▶ WRITTEN TASKS:
1. Decide whether each statement agrees with the Paris excerpt, answering yes or no and quoting the deciding words. (a) The three young men sat on a bench at the Pont des Arts. (b) Thackeray introduced the term bohemian in England in 1603. (c) Will Low had a safety net in the Stevenson family's bank account.
2. Quote the Paris excerpt between "The trio soaked" and "and published works.", inclusive.

▶ PAGE EXCERPT:

────────

A wonderful day in the life for three young artists began the next morning when Bob and Will stood waiting at the station. “At the appointed hour there descended from the Calais train a youth ‘unspeakably slight,’ with the face now familiar to us, the eyes widely spaced. It was not a handsome face until he spoke, and then I can hardly imagine that any could deny the appeal of the vivacious eyes…or fail to realize that here was one so evidently touched with genius that the higher beauty of the soul was his…The appearance and the sense of youth he kept through life.”
“The formalities of the introduction were soon over … His luggage was dispatched to Lavenue’s hotel … and light-handed and light-hearted we proceeded to retrace our steps across Paris … And then began a flow of talk which as I look back, seems to have been an irresistible current flowing through our lives … it was good to be out in the pleasant sunshine, in the city kind above all others to our kind, to be at the threshold of our lives, and even the certainty…that possibly the whole course of art and letters was waiting expectantly for our decision before determining its final direction, may be pardoned us.”
They were having fun. No thought did they give to their destination, they just kept walking and walking until, as Low continues, “Our wandering steps had brought us to that Pont des Arts, bridging the Seine from the Louvre to the Institute…Here we sat on a bench in the sun, looking up to where the boat-shaped Ile de la Cite swims upon the current bearing the proud towers of Notre Dame. To the left we could follow the long facade of the Louvre, and to the right stood the Institute, where, as we knew, forty antiquated gentlemen sat in judgement upon aesthetic France.”
The trio soaked up the sun on that bench all morning until hunger pangs spurred them to hail an open carriage to return them to Louis’s hotel and Lavenue’s restaurant. Most of their wining and dining in Paris happened at Lavenue’s and for years to come, RLS would find ways to praise the place in his letters and published works.
“Here after our lunch,” continued Low, “with coffee and cigarettes we sat, as we did so often on later occasions, until four or five in the afternoon…From Lavenue’s we sought the garden of the Luxembourg where we sat long into the twilight …”
Bohemian is a word commonly applied to individuals like these three gentlemen in regard to their lifestyle. It came first into use in 1603, according to Webster’s to denote natives and dialects of a region in Eastern Europe. The meaning was later expanded to describe the inhabitants of said region, presumably, as vagabonds, wanderers and gypsies. Still later, bohemian could be used to describe “a person (as a writer or an artist) living an unconventional life usually in a colony with others.” In 1848, Thackeray introduced the term in England with the sense of unconventional social gypsy but it took a French novelist, Henri Murger, to seize the European imagination with his Scenes de Boheme starring sponging vagabonds with artistic pretentions operating in a romantic setting. RLS said the book was “sugar-candy pastorals … written in rose-water.”
Will, Bob and Louis fit the Webster’s definition as artistic types living an unconventional life in colonies of peers. Will Low might seem like a more authentic strain of the type because he was winging it financially while his two comrades had a safety net in the growing bank account of the Stevenson family firm of engineers. But as later events would demonstrate, Robert Louis Stevenson was not one to let lack of funds or even the specter of the Grim Reaper get in his way when he knew what he wanted. The time would come when the son of Thomas and Margaret Stevenson would sever all ties and risk everything “to be or not to be” for there was a lot of Hamlet in Louis. Several years earlier Stevenson had written his mother from a London hotel: “You must understand that I shall be a nomad, more or less, until my days be done … you must take my nomadic habit as part of me … I must be a bit of a vagabond.”

────────

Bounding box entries
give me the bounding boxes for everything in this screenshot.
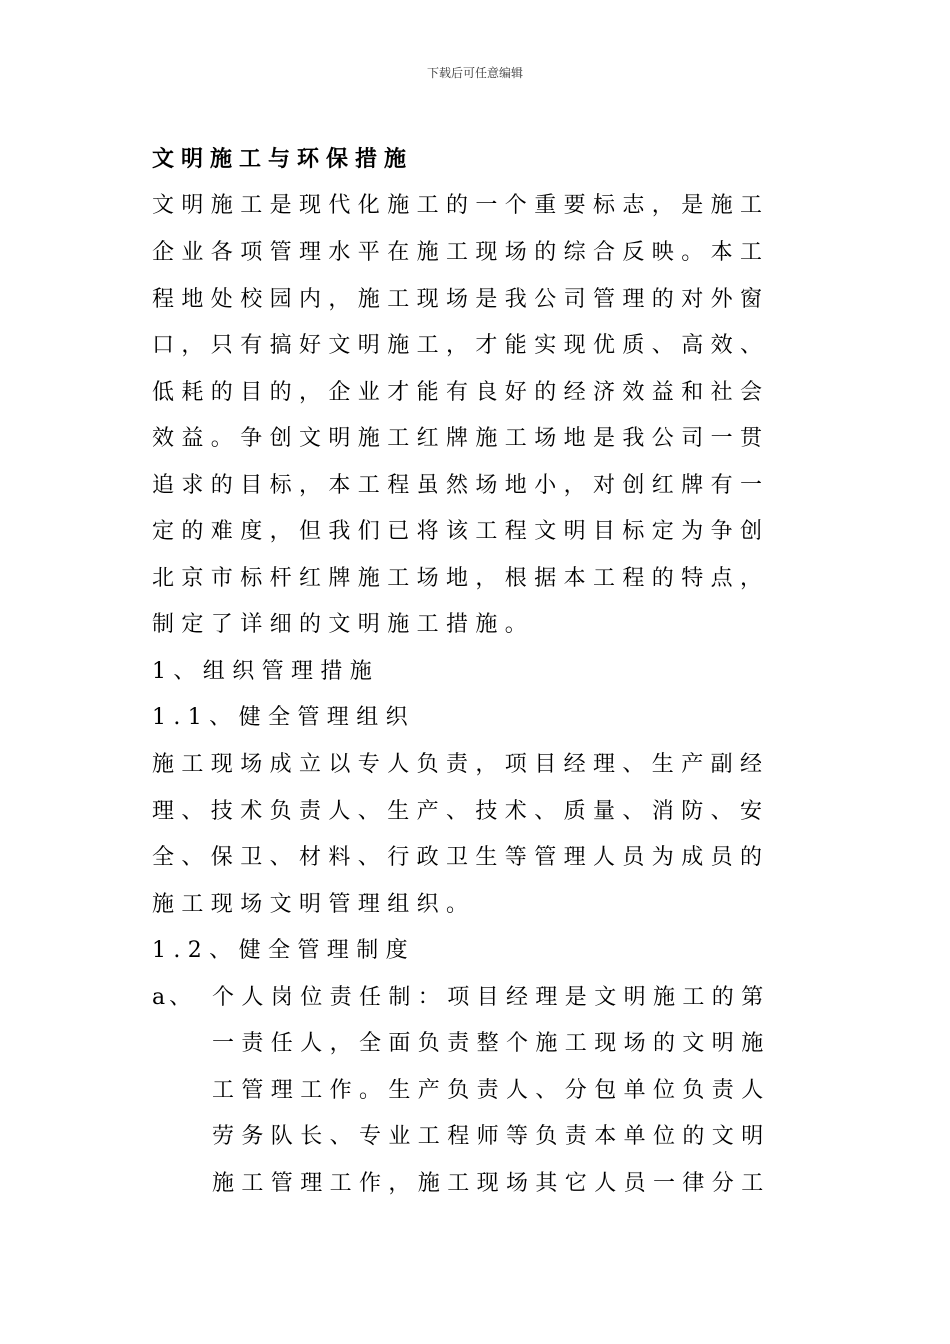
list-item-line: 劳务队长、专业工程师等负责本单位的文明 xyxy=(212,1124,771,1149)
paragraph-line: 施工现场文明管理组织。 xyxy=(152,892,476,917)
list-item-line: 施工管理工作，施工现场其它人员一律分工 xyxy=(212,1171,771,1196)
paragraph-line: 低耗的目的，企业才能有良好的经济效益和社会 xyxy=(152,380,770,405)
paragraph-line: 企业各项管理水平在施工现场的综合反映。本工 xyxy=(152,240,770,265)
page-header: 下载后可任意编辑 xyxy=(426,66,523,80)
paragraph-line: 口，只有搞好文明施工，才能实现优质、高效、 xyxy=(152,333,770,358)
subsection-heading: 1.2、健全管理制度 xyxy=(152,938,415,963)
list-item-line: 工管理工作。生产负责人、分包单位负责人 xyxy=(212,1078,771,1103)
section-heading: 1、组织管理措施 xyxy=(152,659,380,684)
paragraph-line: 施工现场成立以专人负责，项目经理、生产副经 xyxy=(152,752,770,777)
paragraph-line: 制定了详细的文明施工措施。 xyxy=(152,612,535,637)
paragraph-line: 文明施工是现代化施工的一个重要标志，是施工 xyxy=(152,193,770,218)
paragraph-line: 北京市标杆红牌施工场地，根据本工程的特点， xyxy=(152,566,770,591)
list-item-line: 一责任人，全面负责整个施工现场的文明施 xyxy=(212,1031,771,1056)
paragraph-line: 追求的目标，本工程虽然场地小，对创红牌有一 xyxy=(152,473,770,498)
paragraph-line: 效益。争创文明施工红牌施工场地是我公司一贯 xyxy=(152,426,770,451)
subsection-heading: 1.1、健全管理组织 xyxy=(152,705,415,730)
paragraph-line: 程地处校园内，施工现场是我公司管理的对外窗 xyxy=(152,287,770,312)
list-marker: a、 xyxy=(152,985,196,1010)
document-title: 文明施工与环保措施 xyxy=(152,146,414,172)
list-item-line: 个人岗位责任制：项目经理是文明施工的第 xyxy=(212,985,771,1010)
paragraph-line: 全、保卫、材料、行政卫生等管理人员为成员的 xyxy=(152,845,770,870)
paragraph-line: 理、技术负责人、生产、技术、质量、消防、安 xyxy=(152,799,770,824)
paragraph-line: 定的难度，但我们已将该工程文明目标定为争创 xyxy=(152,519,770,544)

────────

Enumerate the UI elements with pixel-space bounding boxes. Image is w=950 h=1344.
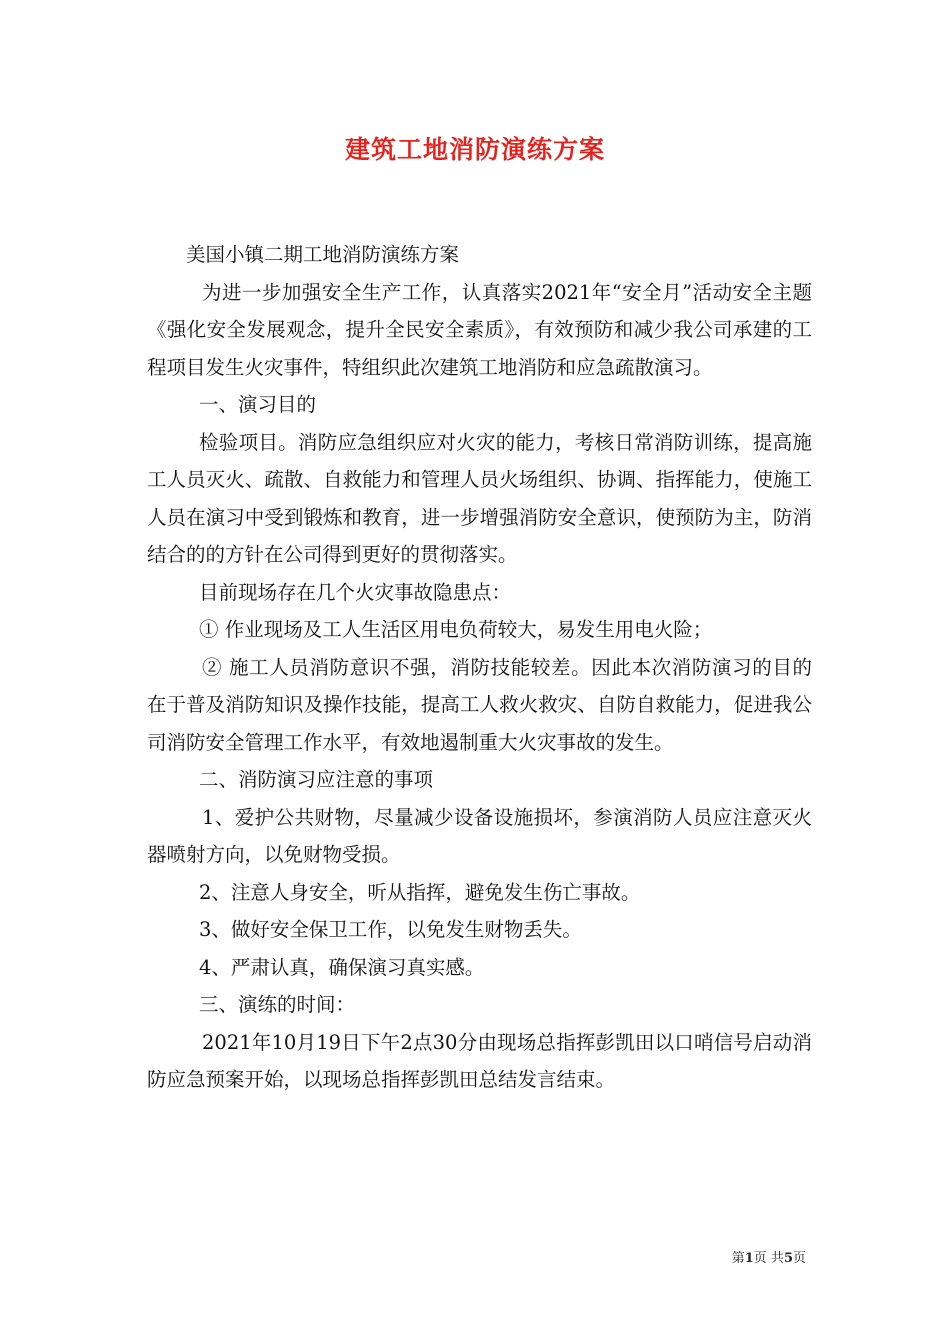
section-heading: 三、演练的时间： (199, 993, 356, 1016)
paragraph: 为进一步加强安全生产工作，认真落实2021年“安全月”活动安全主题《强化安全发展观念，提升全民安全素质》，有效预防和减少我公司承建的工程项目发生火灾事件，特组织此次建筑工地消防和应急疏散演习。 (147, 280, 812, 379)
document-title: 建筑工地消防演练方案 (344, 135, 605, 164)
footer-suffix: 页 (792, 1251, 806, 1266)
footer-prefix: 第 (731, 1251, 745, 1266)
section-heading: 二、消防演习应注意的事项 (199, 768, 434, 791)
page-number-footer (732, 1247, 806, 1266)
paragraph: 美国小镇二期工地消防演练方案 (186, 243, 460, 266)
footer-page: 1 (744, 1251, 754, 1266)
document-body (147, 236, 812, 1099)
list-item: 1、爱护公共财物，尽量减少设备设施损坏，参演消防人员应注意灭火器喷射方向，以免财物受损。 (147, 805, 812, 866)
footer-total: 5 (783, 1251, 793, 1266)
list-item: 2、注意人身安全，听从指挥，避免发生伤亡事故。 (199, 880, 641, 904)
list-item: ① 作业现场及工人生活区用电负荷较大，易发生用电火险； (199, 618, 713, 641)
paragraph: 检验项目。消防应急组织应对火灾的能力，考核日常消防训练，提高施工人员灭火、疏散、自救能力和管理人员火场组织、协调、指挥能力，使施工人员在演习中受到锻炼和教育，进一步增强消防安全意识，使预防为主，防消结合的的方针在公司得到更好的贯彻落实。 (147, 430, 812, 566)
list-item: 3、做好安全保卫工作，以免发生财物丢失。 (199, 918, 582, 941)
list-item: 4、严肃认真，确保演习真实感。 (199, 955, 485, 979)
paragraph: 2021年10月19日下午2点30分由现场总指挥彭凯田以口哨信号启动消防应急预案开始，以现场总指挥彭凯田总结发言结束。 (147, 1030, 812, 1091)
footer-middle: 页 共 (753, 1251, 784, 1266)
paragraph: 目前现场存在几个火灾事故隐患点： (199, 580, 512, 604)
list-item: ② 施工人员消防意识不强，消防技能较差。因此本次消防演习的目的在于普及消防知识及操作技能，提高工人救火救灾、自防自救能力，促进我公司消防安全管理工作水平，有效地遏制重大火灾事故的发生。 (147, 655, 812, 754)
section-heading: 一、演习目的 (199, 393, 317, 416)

────────

▶ FULL ANSWERS:
1.
(a) Yes: "Here we sat on a bench in the sun"
(b) No: "In 1848, Thackeray introduced the term in England"
(c) No: "he was winging it financially while his two comrades had a safety net"

2.
The trio soaked up the sun on that bench all morning until hunger pangs spurred them to hail an open carriage to return them to Louis’s hotel and Lavenue’s restaurant. Most of their wining and dining in Paris happened at Lavenue’s and for years to come, RLS would find ways to praise the place in his letters and published works.